WHAT THE EXERCISE ASKS. Wherever the word "type" turns up in a line of the entries, copy that line.

== DATA

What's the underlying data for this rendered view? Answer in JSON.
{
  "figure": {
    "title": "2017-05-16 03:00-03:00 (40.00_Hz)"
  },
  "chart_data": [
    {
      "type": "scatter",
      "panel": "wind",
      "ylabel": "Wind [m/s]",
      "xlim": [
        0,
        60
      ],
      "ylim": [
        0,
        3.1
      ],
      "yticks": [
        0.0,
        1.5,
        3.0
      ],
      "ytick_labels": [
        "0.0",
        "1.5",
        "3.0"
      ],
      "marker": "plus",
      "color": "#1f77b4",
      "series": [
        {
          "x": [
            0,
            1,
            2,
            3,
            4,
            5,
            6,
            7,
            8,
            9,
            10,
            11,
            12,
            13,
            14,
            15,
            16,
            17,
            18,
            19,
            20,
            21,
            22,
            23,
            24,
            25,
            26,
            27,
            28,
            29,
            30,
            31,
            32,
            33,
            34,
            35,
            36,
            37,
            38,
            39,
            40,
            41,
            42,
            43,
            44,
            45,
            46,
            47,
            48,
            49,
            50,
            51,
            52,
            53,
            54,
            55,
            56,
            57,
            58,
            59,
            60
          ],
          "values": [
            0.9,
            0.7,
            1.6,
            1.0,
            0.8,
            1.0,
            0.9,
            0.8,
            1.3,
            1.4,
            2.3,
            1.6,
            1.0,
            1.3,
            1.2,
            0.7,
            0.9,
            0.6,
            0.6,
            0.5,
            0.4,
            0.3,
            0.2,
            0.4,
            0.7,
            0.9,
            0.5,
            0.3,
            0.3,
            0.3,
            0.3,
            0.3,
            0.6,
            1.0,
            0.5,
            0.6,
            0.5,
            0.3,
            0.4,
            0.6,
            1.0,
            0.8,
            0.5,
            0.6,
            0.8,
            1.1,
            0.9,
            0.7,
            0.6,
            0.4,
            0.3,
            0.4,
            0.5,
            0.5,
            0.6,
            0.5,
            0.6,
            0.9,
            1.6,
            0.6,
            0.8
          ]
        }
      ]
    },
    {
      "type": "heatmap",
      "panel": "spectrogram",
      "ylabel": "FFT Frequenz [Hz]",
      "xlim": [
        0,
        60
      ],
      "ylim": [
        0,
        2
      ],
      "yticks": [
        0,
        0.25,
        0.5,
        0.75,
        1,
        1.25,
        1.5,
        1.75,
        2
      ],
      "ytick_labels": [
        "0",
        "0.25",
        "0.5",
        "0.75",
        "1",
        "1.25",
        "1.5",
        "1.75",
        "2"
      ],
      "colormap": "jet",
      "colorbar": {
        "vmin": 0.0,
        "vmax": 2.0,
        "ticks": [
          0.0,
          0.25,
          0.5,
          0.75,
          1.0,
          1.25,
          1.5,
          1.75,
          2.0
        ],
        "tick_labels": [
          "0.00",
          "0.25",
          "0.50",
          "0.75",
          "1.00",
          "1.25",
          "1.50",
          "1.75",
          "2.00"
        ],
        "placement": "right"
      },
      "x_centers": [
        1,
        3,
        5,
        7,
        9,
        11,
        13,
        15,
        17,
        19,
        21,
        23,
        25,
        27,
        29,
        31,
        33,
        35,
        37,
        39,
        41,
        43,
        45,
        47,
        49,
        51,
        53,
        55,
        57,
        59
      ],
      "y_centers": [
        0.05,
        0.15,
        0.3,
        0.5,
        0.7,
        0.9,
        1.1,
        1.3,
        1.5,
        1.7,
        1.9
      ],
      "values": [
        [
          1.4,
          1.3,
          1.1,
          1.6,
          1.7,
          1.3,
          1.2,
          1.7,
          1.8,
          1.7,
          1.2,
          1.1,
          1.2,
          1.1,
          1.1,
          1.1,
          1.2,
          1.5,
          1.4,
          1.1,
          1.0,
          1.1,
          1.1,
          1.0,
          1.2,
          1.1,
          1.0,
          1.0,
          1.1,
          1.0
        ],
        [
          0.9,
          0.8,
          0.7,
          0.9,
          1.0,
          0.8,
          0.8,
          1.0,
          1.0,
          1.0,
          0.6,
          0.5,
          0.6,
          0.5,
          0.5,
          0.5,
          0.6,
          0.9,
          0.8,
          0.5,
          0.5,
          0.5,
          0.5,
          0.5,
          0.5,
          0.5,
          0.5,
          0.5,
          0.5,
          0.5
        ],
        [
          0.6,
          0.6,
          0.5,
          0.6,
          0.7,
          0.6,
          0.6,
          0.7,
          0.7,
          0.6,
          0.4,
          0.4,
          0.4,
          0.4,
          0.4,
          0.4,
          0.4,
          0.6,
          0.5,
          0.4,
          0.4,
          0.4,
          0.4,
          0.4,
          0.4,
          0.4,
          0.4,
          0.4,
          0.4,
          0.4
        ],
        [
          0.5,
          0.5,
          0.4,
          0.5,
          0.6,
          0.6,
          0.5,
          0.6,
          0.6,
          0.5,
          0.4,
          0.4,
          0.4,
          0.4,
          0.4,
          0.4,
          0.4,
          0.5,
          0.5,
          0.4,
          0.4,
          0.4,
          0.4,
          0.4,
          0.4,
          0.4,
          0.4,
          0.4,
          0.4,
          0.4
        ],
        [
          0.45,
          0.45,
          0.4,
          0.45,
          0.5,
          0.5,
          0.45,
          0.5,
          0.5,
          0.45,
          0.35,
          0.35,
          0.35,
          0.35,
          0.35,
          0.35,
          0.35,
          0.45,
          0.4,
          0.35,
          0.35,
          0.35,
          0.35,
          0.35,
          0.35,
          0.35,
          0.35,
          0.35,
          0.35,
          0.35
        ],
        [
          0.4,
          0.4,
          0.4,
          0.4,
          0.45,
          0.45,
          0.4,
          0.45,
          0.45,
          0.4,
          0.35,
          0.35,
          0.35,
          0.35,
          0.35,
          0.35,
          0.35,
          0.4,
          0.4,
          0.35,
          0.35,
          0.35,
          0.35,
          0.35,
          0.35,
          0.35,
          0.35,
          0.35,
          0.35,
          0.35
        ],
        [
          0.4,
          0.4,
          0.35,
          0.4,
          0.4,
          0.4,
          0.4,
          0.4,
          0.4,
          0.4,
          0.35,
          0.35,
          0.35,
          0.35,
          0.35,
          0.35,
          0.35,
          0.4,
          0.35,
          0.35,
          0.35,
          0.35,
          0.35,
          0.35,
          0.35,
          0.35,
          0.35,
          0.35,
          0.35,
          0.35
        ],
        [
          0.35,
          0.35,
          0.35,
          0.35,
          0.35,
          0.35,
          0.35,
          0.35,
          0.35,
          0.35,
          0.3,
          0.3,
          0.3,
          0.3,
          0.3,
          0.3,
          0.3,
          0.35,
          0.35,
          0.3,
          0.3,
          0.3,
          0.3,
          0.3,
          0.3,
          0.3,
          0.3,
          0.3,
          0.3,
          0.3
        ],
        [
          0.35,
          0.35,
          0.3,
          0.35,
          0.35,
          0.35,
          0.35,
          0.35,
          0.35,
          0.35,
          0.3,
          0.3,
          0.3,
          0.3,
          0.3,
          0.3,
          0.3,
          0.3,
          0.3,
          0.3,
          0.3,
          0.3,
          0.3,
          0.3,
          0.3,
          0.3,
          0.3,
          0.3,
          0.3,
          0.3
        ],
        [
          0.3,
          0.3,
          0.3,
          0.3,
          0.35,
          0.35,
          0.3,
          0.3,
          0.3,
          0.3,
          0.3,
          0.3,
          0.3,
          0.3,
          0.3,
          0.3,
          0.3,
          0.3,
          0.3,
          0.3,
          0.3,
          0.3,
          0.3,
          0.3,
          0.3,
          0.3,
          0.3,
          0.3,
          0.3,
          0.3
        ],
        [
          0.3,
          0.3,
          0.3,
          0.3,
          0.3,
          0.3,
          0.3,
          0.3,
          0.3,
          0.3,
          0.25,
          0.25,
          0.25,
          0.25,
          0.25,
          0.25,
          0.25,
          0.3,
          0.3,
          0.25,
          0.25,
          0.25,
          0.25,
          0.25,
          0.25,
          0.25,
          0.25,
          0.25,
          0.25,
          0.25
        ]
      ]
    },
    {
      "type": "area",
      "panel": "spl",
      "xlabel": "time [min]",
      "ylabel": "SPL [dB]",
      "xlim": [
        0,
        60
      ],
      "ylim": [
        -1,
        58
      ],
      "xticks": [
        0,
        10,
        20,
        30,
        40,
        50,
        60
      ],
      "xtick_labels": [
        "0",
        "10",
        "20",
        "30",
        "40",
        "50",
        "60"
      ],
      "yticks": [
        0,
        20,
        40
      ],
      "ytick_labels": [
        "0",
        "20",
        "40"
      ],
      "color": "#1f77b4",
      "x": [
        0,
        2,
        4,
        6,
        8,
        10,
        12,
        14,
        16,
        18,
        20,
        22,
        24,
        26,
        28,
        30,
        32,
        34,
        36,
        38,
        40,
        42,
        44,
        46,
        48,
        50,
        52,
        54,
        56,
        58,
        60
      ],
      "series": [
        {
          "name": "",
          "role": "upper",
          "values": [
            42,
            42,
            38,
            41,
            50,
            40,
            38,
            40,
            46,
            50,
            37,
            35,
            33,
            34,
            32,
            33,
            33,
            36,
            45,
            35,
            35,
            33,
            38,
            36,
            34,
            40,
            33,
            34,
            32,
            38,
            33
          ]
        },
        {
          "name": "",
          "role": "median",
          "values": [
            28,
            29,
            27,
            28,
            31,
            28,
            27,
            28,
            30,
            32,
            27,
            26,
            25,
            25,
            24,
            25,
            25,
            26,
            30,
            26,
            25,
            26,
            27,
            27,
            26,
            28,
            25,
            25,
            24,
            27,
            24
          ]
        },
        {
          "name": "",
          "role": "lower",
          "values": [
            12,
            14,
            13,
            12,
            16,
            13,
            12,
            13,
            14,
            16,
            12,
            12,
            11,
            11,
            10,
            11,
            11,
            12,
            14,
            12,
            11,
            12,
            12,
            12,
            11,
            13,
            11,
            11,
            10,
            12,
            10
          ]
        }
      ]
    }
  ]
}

====

RESULT OF THIS EXERCISE.
      "type": "scatter",
      "type": "heatmap",
      "type": "area",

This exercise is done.